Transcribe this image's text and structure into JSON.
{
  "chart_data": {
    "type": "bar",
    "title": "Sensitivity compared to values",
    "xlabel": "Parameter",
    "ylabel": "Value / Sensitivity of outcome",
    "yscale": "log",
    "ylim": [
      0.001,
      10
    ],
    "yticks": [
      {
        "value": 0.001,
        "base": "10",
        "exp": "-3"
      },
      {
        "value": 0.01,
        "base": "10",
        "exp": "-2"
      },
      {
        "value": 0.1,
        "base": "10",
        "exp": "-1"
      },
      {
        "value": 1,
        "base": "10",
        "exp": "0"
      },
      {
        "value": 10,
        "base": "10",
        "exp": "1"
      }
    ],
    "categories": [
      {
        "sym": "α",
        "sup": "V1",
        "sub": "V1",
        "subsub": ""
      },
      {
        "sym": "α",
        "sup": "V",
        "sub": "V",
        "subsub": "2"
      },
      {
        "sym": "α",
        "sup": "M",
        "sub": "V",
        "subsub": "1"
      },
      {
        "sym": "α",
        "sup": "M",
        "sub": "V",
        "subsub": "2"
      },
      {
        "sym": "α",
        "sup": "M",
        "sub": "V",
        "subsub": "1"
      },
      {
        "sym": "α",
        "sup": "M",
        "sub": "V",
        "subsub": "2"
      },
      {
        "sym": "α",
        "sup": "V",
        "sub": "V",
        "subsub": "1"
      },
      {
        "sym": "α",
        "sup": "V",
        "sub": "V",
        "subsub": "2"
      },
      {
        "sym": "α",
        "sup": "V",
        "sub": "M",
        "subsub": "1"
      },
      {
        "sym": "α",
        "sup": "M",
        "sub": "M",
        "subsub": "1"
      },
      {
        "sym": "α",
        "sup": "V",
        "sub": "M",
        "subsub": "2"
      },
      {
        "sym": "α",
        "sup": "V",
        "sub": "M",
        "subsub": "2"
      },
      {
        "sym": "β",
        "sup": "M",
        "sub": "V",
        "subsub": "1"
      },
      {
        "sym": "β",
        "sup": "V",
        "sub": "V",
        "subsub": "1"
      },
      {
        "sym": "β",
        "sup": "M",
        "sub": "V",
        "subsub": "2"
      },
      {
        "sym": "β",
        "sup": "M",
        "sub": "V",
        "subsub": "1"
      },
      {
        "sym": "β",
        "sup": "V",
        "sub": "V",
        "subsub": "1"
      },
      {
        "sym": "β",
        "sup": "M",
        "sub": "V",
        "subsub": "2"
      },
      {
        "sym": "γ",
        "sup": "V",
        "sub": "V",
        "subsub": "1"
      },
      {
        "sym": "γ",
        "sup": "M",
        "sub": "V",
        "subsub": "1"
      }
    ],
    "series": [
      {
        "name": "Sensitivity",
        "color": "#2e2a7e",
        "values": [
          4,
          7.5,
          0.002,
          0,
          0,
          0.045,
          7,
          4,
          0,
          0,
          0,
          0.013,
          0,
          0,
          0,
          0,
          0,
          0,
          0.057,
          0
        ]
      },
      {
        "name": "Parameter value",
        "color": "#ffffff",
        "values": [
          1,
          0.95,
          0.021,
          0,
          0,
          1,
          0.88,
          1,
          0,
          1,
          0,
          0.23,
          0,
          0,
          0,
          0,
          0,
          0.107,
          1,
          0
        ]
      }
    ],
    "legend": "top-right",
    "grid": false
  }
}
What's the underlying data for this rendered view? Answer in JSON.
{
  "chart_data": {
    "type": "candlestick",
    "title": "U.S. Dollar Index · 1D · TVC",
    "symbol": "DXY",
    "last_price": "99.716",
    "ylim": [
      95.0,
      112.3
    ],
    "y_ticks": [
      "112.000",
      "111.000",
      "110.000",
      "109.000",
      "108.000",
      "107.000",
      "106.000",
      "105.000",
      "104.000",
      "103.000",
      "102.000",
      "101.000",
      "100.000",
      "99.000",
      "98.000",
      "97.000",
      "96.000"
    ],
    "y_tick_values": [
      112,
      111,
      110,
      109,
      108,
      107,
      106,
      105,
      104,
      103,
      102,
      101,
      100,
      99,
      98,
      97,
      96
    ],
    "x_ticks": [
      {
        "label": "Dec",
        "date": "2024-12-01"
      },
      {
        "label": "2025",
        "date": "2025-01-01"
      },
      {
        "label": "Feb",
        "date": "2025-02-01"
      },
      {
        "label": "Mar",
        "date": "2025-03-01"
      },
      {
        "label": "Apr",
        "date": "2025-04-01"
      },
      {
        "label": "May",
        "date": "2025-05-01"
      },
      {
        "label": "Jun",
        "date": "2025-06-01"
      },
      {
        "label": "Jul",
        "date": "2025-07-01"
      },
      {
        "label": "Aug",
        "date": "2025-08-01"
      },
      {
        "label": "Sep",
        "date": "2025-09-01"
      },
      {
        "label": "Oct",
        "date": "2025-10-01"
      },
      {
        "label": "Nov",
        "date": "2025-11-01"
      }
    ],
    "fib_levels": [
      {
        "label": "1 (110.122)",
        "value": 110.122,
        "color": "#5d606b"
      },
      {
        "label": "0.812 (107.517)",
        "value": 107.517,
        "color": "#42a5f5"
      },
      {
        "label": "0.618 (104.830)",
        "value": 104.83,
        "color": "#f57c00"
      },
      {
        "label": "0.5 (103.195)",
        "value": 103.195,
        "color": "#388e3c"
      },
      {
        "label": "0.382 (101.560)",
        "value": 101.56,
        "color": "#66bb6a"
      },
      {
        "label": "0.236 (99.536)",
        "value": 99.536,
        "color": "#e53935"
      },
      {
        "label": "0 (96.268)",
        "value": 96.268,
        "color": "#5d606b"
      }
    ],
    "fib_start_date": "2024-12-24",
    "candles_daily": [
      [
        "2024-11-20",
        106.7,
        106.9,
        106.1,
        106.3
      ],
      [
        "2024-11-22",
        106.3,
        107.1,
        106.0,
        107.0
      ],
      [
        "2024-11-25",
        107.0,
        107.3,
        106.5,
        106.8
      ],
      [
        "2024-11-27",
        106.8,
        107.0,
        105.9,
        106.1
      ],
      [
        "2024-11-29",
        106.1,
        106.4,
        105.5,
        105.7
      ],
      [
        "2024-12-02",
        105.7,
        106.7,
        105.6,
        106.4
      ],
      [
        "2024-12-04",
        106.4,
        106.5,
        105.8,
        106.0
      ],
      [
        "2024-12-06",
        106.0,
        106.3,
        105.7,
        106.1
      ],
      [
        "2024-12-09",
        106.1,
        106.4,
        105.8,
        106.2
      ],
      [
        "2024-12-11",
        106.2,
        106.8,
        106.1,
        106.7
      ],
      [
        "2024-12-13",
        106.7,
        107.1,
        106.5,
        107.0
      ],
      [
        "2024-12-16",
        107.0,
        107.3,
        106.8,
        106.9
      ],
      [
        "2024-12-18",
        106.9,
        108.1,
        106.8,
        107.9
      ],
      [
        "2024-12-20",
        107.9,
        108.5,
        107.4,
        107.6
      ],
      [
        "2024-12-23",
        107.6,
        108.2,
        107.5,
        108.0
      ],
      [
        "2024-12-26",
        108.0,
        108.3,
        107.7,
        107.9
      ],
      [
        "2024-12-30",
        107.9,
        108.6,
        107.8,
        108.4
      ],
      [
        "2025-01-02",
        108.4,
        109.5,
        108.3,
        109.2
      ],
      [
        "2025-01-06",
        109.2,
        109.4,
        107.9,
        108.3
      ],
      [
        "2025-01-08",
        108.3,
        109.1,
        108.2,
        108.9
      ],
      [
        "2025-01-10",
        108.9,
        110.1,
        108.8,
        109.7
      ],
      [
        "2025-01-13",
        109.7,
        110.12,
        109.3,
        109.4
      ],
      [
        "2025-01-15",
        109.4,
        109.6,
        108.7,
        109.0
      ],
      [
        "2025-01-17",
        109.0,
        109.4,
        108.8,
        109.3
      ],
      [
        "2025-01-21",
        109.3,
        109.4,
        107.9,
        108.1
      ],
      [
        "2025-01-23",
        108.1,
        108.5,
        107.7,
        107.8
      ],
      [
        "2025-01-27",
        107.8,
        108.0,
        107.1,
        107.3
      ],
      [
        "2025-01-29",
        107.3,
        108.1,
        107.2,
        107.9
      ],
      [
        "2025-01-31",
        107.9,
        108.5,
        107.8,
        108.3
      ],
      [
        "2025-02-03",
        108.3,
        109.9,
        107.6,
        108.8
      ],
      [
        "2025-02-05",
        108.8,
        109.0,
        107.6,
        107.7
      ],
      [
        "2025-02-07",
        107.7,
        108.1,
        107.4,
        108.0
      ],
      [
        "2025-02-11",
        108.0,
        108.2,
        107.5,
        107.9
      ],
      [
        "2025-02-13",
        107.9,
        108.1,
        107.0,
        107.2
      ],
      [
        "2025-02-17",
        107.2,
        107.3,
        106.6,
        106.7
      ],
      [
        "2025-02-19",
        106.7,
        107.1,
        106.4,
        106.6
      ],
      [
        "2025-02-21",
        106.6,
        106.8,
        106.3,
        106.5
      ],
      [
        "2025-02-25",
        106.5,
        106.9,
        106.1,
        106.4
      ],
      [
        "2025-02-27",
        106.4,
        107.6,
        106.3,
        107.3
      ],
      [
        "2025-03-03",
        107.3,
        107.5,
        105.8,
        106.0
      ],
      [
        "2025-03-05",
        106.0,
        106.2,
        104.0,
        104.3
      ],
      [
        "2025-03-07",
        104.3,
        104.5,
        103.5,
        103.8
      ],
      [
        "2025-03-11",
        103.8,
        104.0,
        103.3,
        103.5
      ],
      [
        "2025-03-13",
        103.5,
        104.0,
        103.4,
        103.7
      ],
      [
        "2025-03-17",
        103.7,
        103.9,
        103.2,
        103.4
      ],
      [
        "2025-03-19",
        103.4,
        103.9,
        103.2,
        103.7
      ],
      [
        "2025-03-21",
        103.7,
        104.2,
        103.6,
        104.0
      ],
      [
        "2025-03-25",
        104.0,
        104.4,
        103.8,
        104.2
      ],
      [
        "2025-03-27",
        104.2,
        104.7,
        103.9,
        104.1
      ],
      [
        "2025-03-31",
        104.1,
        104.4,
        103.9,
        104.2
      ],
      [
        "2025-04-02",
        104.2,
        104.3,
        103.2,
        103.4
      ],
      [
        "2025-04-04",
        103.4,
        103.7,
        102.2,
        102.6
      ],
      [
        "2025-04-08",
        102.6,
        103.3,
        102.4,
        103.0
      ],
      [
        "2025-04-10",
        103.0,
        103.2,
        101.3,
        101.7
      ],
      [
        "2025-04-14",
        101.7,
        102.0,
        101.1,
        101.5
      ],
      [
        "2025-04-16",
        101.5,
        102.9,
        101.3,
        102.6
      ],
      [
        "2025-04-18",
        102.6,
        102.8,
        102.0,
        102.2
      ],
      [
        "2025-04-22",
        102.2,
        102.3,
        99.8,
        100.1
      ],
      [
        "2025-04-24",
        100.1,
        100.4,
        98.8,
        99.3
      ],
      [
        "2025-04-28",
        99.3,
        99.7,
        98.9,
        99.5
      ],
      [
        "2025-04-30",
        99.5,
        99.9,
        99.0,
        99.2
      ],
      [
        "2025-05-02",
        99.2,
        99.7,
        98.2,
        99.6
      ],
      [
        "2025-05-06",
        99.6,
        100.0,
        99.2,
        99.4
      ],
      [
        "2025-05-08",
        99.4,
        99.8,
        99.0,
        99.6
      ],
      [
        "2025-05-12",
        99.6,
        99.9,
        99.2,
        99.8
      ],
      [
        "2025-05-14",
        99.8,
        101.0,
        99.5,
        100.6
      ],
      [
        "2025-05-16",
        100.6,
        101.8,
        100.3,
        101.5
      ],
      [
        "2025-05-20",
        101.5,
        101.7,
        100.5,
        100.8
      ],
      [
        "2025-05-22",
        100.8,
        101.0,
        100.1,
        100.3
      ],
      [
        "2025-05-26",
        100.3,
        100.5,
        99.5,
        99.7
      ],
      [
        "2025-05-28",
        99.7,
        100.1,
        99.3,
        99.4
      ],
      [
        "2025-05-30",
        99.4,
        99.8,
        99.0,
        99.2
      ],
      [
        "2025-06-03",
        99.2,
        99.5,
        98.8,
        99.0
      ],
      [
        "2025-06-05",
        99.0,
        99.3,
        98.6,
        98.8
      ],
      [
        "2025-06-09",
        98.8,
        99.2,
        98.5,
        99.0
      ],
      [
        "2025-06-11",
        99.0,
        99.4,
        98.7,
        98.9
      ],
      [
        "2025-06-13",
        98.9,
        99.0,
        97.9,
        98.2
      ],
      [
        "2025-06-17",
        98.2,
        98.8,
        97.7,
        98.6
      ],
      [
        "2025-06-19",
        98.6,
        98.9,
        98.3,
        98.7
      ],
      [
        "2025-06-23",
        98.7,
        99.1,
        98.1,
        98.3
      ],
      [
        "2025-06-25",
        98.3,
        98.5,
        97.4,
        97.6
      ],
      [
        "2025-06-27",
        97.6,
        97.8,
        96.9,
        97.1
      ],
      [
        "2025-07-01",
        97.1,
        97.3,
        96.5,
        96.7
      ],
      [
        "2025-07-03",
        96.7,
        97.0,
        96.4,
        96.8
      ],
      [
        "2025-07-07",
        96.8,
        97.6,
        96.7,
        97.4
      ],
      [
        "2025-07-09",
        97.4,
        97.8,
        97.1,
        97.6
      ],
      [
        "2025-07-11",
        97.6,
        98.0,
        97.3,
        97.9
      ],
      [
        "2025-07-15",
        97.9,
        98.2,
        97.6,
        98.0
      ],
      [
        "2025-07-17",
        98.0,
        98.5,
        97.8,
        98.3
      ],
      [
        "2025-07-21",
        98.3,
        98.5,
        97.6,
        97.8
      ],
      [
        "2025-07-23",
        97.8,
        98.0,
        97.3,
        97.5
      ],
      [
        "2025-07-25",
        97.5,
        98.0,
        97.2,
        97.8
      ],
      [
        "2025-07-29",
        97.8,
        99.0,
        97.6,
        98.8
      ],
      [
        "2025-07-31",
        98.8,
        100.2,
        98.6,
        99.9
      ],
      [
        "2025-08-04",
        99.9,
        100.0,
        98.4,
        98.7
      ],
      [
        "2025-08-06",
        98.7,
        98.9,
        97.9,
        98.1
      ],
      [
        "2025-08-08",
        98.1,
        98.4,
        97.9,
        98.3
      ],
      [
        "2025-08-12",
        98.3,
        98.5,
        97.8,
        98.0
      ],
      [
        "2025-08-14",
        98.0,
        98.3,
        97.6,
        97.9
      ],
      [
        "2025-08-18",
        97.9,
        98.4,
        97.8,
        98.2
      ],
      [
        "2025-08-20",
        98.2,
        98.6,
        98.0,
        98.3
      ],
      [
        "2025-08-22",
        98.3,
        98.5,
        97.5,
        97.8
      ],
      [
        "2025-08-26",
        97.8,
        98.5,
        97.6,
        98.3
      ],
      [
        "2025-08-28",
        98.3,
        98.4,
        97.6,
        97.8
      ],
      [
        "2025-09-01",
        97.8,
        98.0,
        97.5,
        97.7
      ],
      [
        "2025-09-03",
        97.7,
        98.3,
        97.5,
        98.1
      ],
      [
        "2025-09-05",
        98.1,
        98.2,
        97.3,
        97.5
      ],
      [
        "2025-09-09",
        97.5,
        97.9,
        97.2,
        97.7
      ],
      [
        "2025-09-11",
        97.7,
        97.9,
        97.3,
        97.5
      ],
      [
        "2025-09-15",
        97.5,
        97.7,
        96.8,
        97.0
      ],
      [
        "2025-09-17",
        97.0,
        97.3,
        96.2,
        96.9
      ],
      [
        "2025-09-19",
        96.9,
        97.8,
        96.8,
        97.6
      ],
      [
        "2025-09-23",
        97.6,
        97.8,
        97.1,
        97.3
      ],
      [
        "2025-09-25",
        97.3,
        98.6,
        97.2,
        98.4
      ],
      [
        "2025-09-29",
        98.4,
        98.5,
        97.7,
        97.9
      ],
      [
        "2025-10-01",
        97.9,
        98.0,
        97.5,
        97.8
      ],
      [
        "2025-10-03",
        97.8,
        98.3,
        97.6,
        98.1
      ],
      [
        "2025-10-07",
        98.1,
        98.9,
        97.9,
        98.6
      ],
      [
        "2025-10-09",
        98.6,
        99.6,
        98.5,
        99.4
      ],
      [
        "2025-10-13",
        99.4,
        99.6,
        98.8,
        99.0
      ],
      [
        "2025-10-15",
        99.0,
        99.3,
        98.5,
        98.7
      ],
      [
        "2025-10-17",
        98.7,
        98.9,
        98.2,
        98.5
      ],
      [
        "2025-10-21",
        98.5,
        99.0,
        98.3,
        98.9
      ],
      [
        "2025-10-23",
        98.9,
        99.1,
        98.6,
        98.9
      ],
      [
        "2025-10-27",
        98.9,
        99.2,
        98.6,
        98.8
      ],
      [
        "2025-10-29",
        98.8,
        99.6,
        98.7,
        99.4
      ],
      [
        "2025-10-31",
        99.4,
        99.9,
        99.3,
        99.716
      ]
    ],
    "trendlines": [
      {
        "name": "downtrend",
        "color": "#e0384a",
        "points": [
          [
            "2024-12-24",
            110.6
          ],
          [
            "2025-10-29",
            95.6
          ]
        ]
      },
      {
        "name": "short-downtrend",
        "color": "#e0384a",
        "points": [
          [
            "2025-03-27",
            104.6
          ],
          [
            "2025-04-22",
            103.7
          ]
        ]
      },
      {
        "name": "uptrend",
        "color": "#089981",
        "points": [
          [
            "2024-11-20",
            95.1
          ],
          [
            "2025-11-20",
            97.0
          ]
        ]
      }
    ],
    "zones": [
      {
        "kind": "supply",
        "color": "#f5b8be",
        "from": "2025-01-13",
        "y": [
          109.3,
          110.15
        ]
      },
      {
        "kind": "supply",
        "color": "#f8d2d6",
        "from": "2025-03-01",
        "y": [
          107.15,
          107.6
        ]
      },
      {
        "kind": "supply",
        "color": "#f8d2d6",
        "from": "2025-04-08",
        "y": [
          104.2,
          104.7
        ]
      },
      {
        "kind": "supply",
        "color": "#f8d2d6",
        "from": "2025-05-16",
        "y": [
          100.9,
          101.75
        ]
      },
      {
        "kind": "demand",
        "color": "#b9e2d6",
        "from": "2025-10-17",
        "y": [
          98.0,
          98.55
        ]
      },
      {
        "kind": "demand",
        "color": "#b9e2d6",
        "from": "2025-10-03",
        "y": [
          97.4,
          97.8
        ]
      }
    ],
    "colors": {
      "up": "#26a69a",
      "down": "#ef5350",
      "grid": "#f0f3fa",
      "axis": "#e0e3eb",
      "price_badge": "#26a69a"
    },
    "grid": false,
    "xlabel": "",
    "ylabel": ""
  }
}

--

■ What is needed
Report each line in the preceding entries that holds the string "title".

■ Written reply
    "title": "Sensitivity compared to values",
    "title": "U.S. Dollar Index · 1D · TVC",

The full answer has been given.